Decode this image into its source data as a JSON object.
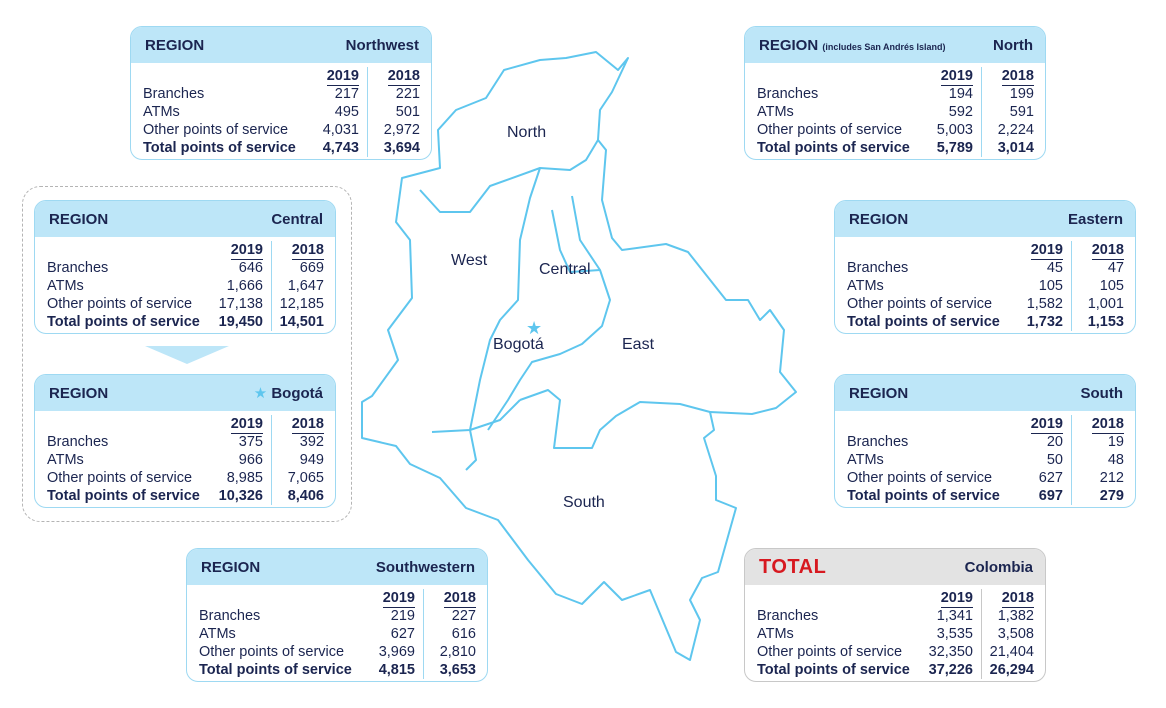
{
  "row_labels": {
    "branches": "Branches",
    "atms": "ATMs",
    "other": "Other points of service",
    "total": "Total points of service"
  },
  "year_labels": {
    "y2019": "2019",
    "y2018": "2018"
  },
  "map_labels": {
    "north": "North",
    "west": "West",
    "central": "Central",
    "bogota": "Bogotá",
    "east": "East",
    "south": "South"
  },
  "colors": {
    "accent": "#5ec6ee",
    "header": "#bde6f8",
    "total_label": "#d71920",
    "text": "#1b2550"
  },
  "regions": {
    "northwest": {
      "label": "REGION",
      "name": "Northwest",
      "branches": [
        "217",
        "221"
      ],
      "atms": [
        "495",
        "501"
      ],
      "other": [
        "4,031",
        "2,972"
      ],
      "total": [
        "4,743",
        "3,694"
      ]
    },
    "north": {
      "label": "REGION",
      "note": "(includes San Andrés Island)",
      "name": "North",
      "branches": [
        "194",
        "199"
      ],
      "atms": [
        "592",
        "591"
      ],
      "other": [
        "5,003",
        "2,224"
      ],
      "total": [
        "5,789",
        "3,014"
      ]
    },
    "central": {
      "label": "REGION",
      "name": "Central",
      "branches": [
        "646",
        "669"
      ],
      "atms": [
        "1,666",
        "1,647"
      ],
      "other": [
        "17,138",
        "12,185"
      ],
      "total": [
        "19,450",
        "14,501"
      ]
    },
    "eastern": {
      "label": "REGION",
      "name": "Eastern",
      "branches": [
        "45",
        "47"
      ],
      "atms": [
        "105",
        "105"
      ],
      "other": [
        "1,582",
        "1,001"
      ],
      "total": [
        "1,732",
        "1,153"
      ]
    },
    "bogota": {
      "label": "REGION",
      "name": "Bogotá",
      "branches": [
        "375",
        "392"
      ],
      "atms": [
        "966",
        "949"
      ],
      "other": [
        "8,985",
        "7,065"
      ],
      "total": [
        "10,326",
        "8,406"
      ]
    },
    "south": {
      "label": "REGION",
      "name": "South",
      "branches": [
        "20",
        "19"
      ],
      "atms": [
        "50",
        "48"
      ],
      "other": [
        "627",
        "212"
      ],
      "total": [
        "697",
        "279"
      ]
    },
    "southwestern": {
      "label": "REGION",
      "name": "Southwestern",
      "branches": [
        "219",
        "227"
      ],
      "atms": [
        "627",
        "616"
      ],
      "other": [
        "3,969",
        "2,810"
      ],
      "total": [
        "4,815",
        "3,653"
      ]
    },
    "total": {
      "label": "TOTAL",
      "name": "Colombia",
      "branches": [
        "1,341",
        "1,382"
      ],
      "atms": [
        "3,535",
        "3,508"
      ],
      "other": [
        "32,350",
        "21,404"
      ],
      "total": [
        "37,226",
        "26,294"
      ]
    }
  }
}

- _TASK PROMPT_
Print the full listing exactly, dropping the pictures.

- _TASK RESULT_
Decode this image into its source data as a JSON object.
{
  "row_labels": {
    "branches": "Branches",
    "atms": "ATMs",
    "other": "Other points of service",
    "total": "Total points of service"
  },
  "year_labels": {
    "y2019": "2019",
    "y2018": "2018"
  },
  "map_labels": {
    "north": "North",
    "west": "West",
    "central": "Central",
    "bogota": "Bogotá",
    "east": "East",
    "south": "South"
  },
  "colors": {
    "accent": "#5ec6ee",
    "header": "#bde6f8",
    "total_label": "#d71920",
    "text": "#1b2550"
  },
  "regions": {
    "northwest": {
      "label": "REGION",
      "name": "Northwest",
      "branches": [
        "217",
        "221"
      ],
      "atms": [
        "495",
        "501"
      ],
      "other": [
        "4,031",
        "2,972"
      ],
      "total": [
        "4,743",
        "3,694"
      ]
    },
    "north": {
      "label": "REGION",
      "note": "(includes San Andrés Island)",
      "name": "North",
      "branches": [
        "194",
        "199"
      ],
      "atms": [
        "592",
        "591"
      ],
      "other": [
        "5,003",
        "2,224"
      ],
      "total": [
        "5,789",
        "3,014"
      ]
    },
    "central": {
      "label": "REGION",
      "name": "Central",
      "branches": [
        "646",
        "669"
      ],
      "atms": [
        "1,666",
        "1,647"
      ],
      "other": [
        "17,138",
        "12,185"
      ],
      "total": [
        "19,450",
        "14,501"
      ]
    },
    "eastern": {
      "label": "REGION",
      "name": "Eastern",
      "branches": [
        "45",
        "47"
      ],
      "atms": [
        "105",
        "105"
      ],
      "other": [
        "1,582",
        "1,001"
      ],
      "total": [
        "1,732",
        "1,153"
      ]
    },
    "bogota": {
      "label": "REGION",
      "name": "Bogotá",
      "branches": [
        "375",
        "392"
      ],
      "atms": [
        "966",
        "949"
      ],
      "other": [
        "8,985",
        "7,065"
      ],
      "total": [
        "10,326",
        "8,406"
      ]
    },
    "south": {
      "label": "REGION",
      "name": "South",
      "branches": [
        "20",
        "19"
      ],
      "atms": [
        "50",
        "48"
      ],
      "other": [
        "627",
        "212"
      ],
      "total": [
        "697",
        "279"
      ]
    },
    "southwestern": {
      "label": "REGION",
      "name": "Southwestern",
      "branches": [
        "219",
        "227"
      ],
      "atms": [
        "627",
        "616"
      ],
      "other": [
        "3,969",
        "2,810"
      ],
      "total": [
        "4,815",
        "3,653"
      ]
    },
    "total": {
      "label": "TOTAL",
      "name": "Colombia",
      "branches": [
        "1,341",
        "1,382"
      ],
      "atms": [
        "3,535",
        "3,508"
      ],
      "other": [
        "32,350",
        "21,404"
      ],
      "total": [
        "37,226",
        "26,294"
      ]
    }
  }
}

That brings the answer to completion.